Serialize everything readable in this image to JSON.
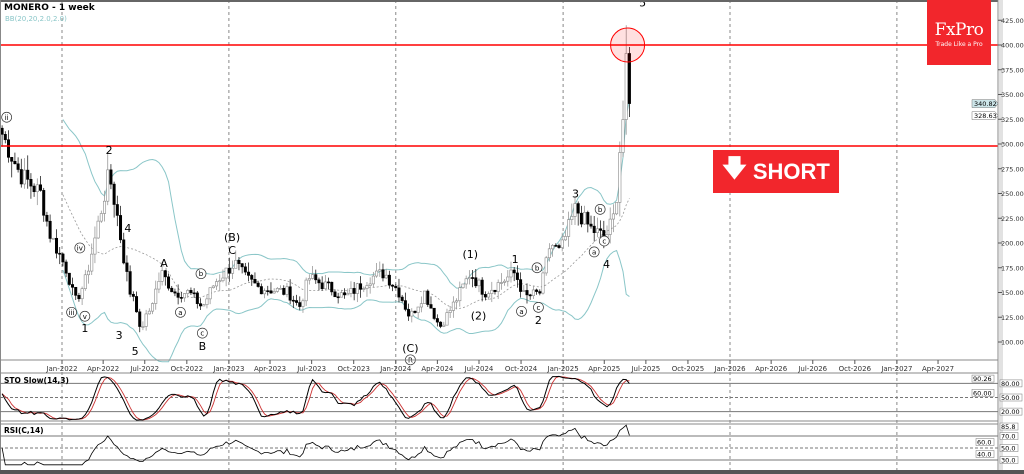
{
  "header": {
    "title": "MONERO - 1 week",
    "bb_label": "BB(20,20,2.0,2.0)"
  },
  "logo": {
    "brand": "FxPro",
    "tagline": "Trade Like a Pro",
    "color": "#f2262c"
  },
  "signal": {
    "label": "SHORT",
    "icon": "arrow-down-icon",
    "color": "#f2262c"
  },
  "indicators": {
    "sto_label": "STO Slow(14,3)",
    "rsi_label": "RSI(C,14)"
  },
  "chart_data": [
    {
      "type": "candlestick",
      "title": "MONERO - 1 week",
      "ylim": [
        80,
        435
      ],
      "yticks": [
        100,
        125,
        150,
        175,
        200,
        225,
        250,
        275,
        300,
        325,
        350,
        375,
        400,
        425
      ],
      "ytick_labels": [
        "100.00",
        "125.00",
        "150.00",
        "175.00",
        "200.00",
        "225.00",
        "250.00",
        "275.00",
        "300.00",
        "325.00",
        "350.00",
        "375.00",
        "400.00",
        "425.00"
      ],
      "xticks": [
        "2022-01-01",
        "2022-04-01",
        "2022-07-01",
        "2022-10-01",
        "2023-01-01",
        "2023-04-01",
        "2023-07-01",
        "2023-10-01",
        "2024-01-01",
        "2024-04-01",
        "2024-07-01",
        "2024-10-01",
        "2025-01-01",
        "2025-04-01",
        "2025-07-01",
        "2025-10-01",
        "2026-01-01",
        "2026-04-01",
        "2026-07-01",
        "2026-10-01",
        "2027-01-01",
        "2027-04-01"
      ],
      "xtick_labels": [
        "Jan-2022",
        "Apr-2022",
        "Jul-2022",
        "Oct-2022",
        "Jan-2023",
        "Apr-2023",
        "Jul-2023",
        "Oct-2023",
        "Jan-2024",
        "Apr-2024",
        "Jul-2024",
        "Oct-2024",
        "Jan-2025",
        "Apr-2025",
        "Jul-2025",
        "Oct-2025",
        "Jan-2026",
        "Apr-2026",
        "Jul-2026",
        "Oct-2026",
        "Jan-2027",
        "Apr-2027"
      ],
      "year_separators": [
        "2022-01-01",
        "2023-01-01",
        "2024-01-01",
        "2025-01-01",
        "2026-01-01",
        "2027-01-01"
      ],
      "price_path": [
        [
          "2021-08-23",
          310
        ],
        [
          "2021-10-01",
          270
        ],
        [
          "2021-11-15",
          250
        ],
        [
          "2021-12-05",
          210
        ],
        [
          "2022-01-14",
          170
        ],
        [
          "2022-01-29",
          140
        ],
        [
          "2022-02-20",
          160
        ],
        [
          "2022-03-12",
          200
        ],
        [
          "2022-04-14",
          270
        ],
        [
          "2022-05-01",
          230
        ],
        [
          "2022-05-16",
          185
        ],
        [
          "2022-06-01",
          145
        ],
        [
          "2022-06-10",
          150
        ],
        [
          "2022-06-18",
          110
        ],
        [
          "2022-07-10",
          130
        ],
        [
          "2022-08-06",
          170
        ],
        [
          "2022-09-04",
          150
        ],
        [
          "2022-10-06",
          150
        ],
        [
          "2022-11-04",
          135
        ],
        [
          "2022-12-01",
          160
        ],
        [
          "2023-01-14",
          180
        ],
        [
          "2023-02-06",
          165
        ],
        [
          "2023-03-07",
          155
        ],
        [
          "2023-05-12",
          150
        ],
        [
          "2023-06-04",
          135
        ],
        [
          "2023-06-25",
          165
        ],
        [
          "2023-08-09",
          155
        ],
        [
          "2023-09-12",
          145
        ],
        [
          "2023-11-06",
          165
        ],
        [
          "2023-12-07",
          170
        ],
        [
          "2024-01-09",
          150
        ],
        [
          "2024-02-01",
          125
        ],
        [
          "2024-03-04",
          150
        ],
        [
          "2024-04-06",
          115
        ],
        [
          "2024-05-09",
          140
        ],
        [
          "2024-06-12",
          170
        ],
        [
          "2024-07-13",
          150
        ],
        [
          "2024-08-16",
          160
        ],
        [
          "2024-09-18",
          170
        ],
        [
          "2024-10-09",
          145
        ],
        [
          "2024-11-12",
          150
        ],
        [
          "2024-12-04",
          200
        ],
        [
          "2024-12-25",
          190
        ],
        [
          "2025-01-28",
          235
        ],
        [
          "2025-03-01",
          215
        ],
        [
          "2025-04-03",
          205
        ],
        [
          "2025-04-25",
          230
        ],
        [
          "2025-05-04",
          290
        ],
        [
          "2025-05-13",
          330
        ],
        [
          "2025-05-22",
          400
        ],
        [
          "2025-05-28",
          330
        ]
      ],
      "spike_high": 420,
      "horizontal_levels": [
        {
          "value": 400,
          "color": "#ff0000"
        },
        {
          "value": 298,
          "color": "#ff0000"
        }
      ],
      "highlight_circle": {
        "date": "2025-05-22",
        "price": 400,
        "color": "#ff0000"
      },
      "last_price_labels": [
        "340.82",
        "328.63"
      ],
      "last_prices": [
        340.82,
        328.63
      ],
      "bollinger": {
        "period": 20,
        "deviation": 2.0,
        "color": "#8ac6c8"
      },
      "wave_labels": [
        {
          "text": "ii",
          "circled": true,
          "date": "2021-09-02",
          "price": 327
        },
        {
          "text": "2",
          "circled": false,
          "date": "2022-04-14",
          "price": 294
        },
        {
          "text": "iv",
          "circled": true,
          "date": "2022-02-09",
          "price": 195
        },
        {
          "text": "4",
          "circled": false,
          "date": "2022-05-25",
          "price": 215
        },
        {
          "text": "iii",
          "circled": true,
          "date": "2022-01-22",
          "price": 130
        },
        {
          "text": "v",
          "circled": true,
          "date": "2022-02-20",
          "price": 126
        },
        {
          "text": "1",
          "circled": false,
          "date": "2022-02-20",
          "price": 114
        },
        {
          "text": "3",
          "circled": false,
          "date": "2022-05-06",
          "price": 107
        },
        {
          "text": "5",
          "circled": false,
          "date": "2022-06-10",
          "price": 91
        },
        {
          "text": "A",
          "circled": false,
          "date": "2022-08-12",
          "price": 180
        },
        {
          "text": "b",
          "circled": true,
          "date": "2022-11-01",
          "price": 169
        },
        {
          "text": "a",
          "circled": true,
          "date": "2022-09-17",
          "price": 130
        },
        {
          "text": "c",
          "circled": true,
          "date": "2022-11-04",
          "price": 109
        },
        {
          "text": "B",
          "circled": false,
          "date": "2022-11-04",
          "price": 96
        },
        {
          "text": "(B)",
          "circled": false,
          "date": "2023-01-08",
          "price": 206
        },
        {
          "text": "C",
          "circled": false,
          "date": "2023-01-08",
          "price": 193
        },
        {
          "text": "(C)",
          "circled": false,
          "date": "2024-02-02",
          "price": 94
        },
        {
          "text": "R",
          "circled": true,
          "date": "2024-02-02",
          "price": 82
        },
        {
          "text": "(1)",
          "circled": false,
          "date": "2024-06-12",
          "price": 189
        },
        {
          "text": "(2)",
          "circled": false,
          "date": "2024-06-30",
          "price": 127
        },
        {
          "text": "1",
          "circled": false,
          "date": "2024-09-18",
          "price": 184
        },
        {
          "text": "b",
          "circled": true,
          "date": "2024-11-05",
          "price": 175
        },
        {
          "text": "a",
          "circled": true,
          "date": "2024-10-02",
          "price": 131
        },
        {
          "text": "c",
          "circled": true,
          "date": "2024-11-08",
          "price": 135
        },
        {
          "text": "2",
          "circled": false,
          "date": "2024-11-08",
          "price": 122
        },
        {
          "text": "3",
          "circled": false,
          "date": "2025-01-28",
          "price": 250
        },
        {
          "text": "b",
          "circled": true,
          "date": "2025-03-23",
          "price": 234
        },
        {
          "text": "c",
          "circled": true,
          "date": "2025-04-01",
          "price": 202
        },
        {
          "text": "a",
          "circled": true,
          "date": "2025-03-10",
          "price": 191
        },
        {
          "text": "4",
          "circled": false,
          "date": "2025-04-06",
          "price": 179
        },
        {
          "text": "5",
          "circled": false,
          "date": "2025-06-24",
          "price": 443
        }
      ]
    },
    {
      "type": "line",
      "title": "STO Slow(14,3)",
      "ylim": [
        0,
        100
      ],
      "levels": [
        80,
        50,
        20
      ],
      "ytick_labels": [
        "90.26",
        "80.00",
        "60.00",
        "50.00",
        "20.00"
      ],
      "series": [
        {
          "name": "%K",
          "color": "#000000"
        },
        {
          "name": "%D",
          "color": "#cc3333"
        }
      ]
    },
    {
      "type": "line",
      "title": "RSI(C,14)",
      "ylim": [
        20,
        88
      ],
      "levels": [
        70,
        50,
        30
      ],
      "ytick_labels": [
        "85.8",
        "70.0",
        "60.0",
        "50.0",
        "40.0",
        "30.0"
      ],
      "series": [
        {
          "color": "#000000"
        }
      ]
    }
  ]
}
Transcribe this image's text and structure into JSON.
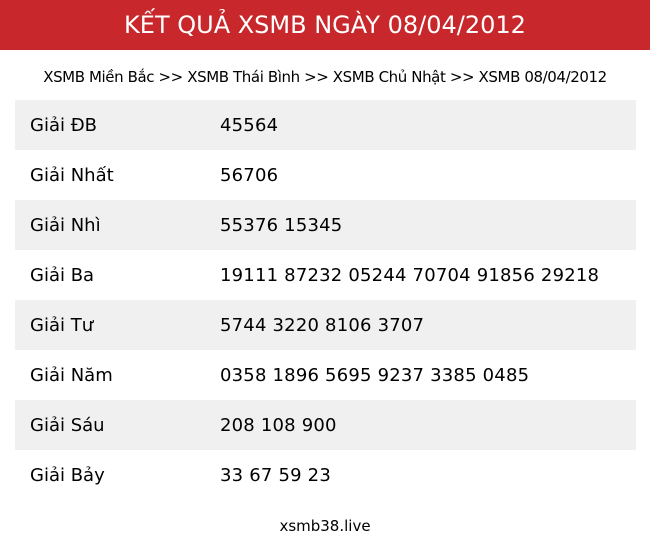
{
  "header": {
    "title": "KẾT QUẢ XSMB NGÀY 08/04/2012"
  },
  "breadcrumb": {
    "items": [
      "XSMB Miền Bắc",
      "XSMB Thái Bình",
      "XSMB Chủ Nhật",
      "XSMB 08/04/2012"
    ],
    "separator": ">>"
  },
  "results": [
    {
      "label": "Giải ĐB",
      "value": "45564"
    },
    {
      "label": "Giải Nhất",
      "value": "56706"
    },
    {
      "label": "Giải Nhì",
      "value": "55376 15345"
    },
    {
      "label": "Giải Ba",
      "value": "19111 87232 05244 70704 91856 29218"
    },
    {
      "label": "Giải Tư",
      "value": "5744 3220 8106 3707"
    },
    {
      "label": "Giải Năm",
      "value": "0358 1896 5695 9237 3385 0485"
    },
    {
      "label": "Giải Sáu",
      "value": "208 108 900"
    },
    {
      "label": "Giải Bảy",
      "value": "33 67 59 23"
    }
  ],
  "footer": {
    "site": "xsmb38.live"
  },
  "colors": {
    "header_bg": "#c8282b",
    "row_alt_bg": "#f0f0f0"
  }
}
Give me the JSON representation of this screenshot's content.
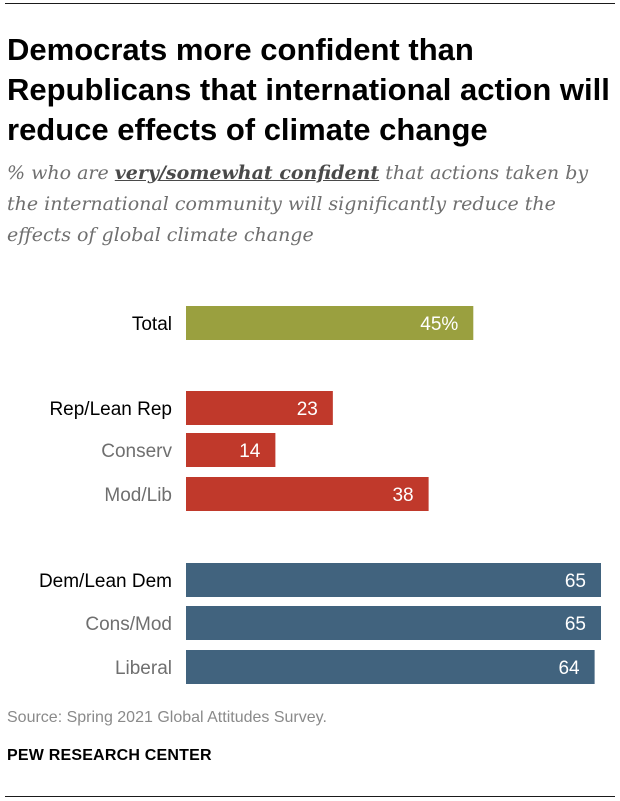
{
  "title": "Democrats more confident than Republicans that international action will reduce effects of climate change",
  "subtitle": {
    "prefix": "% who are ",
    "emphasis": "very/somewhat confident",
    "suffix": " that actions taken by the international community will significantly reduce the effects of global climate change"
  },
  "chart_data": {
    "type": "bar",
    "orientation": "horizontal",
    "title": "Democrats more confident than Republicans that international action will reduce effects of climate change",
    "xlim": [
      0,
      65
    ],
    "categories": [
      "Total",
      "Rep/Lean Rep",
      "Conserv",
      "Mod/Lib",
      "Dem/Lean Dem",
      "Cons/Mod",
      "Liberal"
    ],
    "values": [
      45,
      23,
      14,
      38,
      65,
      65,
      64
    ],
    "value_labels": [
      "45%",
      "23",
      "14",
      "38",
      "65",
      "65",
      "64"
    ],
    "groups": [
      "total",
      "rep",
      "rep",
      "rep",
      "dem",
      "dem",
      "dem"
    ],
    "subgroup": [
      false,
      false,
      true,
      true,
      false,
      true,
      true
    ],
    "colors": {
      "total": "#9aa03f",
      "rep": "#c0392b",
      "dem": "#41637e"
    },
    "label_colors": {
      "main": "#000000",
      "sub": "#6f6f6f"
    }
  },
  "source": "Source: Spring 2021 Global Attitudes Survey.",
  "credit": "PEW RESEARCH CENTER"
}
_ _ _ _ _
■ **Job**: Scan the listing above for the word "Giải" and show each line where it is found.

■ **Completed task**:
      "label": "Giải ĐB",
      "label": "Giải Nhất",
      "label": "Giải Nhì",
      "label": "Giải Ba",
      "label": "Giải Tư",
      "label": "Giải Năm",
      "label": "Giải Sáu",
      "label": "Giải Bảy",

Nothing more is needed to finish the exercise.